• **Stated exercise**:
Repeat the data verbatim.
** BEGIN Given entries **
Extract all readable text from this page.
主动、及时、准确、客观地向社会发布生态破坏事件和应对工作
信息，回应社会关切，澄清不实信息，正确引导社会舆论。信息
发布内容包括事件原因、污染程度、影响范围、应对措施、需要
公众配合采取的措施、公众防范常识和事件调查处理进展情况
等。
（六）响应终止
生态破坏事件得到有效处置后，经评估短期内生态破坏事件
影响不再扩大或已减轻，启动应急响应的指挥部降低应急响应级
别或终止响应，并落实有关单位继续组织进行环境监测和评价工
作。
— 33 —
** END Given entries **
• **Exercise solution**:
Extract all readable text from this page.
主动、及时、准确、客观地向社会发布生态破坏事件和应对工作
信息，回应社会关切，澄清不实信息，正确引导社会舆论。信息
发布内容包括事件原因、污染程度、影响范围、应对措施、需要
公众配合采取的措施、公众防范常识和事件调查处理进展情况
等。
（六）响应终止
生态破坏事件得到有效处置后，经评估短期内生态破坏事件
影响不再扩大或已减轻，启动应急响应的指挥部降低应急响应级
别或终止响应，并落实有关单位继续组织进行环境监测和评价工
作。
— 33 —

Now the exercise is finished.